- Given request:
From the records below, copy every line that contains the word "data".

---*---

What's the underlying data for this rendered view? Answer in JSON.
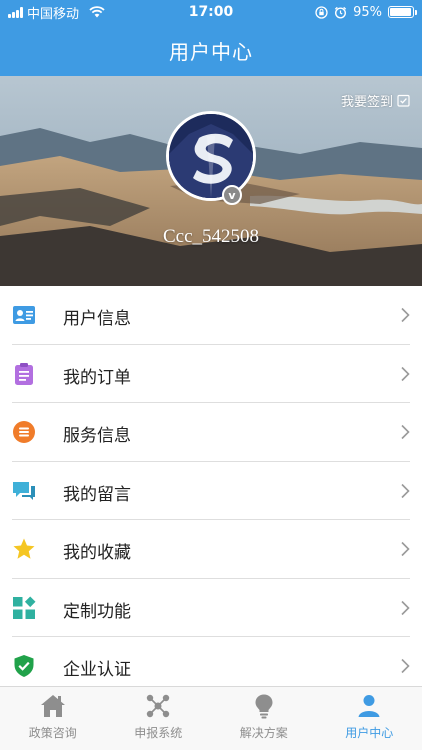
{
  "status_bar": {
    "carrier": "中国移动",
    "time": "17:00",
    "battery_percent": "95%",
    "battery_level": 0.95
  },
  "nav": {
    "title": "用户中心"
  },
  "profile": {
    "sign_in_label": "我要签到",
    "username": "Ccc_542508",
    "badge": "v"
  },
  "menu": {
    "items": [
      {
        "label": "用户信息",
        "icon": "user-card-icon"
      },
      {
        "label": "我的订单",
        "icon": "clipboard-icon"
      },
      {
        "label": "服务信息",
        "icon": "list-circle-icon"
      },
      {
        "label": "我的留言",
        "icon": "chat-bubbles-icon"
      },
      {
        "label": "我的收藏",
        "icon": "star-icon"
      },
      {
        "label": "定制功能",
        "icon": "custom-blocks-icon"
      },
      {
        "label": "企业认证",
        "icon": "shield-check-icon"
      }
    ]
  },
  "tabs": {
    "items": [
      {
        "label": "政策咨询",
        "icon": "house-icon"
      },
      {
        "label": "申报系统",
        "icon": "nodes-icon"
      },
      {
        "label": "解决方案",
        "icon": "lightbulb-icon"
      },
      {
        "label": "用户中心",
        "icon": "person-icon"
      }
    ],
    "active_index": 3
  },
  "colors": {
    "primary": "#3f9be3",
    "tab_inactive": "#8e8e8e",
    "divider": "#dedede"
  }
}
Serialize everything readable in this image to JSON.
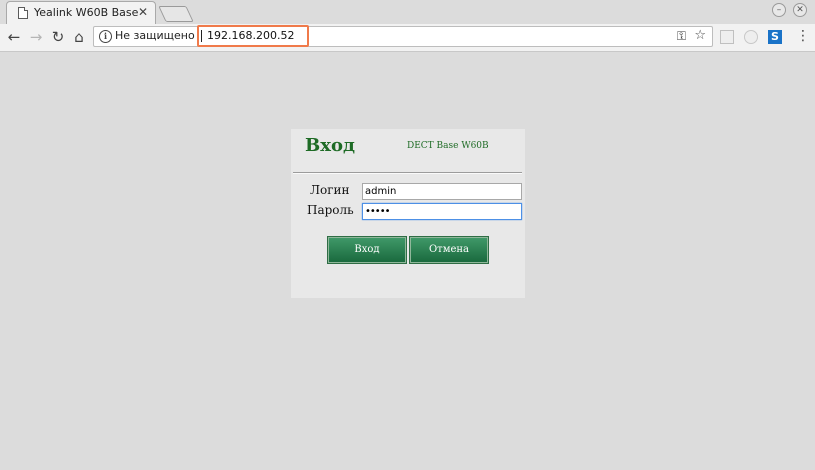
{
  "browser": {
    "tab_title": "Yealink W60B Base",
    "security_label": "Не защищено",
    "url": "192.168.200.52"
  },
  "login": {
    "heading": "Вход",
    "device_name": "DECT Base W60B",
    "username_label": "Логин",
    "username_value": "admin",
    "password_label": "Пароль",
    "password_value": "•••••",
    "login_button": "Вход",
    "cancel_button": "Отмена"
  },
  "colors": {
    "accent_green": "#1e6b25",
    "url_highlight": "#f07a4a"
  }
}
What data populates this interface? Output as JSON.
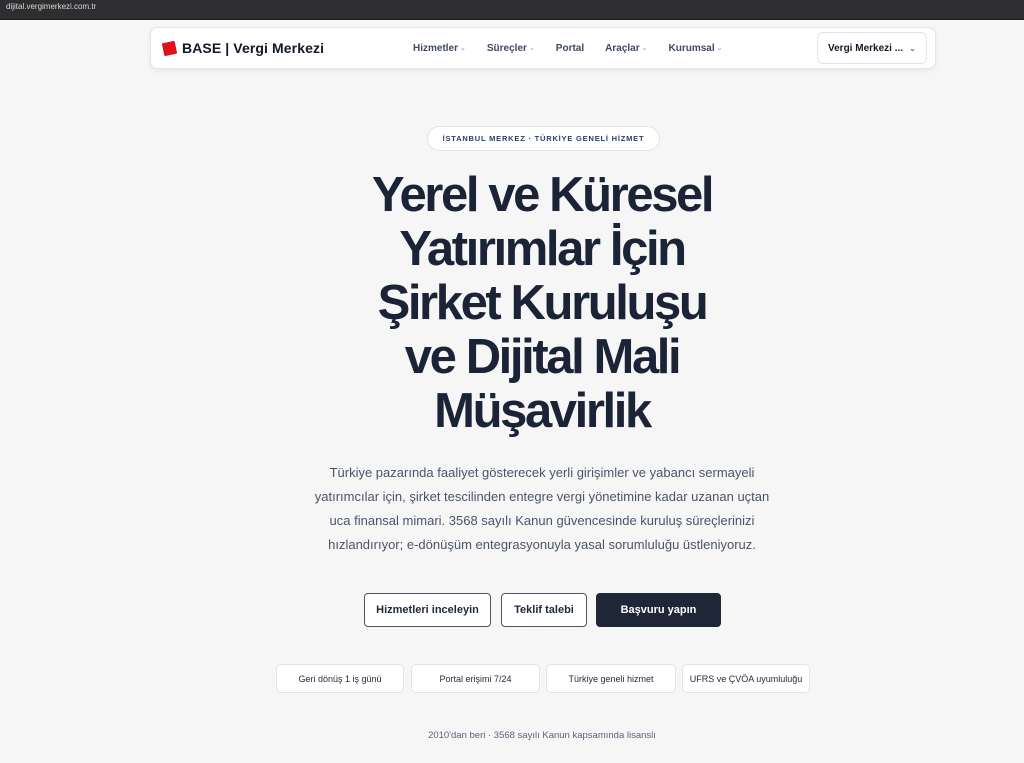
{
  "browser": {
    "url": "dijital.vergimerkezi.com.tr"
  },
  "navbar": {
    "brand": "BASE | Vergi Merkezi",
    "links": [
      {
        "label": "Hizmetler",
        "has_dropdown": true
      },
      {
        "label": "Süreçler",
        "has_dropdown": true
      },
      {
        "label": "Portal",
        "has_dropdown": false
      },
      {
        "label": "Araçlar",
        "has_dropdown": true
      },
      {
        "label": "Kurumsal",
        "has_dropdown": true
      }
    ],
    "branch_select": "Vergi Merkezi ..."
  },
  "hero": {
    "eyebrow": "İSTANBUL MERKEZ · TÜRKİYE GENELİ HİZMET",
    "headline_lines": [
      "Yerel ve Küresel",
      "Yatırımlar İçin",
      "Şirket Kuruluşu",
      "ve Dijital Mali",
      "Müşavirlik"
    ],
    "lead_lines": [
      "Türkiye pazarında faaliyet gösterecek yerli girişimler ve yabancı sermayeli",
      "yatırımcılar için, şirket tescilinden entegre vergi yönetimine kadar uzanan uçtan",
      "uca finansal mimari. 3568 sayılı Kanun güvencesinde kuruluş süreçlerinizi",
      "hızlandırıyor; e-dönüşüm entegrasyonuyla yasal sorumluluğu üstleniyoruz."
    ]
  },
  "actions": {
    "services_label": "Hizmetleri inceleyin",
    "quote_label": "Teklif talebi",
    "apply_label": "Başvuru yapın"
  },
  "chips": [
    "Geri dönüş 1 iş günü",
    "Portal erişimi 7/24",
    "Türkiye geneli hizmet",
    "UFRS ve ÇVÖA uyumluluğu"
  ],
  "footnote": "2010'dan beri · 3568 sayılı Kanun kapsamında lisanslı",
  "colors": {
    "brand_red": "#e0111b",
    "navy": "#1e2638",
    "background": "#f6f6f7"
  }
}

---*---

- The answer:
What's the underlying data for this rendered view? Answer in JSON.
What data populates this interface? Output as JSON.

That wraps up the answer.